**TEXTE À LIRE:**
___

6. Dans ces conditions, les recherches menées par la société Lidl entre l'avis d'inaptitude définitive émis par le médecin du travail le 11 janvier 2010 et la décision de l'inspecteur du travail du 30 août 2010 ne peuvent être regardées comme suffisamment sérieuses au regard des offres d'emplois alors disponibles et équivalentes à celles exercées par M. A.... Ainsi, tant l'inspecteur du travail que le ministre du travail, qui se sont fondés sur ce motif pour refuser la demande d'autorisation de licenciement présentée par la société Lidl, auraient pu légalement prendre les mêmes décisions si celles-ci étaient intervenues à l'issue d'une procédure régulière au cours de laquelle la société Lidl aurait obtenu communication des pièces qui ne lui avaient pas été préalablement transmises afin de présenter ses observations. Par suite, le vice de procédure entachant d'illégalité les décisions de l'inspecteur du travail du 30 août 2010 et du ministre chargé du travail du 9 février 2011, ainsi que l'a retenu le jugement du tribunal administratif de Lille du 3 juillet 2013 devenu définitif, n'est pas en lien direct avec le préjudice dont se prévaut la société Lidl.

7. Il résulte de tout ce qui précède que la société Lidl n'est pas fondée à soutenir que c'est à tort que, par le jugement attaqué, le tribunal administratif de Lille a rejeté sa demande tendant à la condamnation de l'Etat à lui verser une indemnité en raison de l'illégalité des décisions des 30 août 2010 et 9 février 2011 refusant de lui accorder l'autorisation de licencier M. A....

8. Par suite, la requête de la société Lidl doit être rejetée, y compris ses conclusions présentées au titre de l'article L. 761-1 du code de justice administrative.

DÉCIDE :

Article 1er : La requête de la société Lidl est rejetée.

Article 2 : Le présent arrêt sera notifié à la société Lidl et à la ministre du travail, de l'emploi et de l'insertion.

___

**DONNÉES FOURNIES:**
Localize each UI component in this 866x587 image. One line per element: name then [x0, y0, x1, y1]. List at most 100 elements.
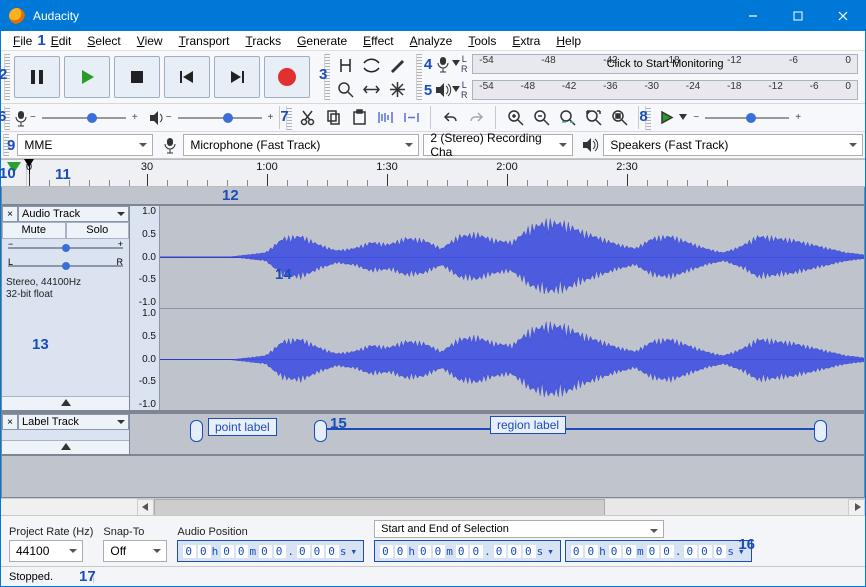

___

**CONSIGNES ÉCRITES:**
a - Répondez à ces questions sur l'arrêt :
(i) À quelle date le médecin du travail a-t-il émis l'avis d'inaptitude définitive ?
(ii) Quel tribunal a rendu le jugement du 3 juillet 2013 ?
(iii) À qui l'arrêt sera-t-il notifié ?
b - Recopiez le passage de l'arrêt qui va de « 7. Il résulte » jusqu'à « et de l'insertion. ».
Les données fournies ne sont pas utiles ici.

**RÉPONSES ÉCRITES:**
a -
(i) Le 11 janvier 2010.
(ii) Le tribunal administratif de Lille.
(iii) À la société Lidl et à la ministre du travail, de l'emploi et de l'insertion.

b -
7. Il résulte de tout ce qui précède que la société Lidl n'est pas fondée à soutenir que c'est à tort que, par le jugement attaqué, le tribunal administratif de Lille a rejeté sa demande tendant à la condamnation de l'Etat à lui verser une indemnité en raison de l'illégalité des décisions des 30 août 2010 et 9 février 2011 refusant de lui accorder l'autorisation de licencier M. A....

8. Par suite, la requête de la société Lidl doit être rejetée, y compris ses conclusions présentées au titre de l'article L. 761-1 du code de justice administrative.

DÉCIDE :

Article 1er : La requête de la société Lidl est rejetée.

Article 2 : Le présent arrêt sera notifié à la société Lidl et à la ministre du travail, de l'emploi et de l'insertion.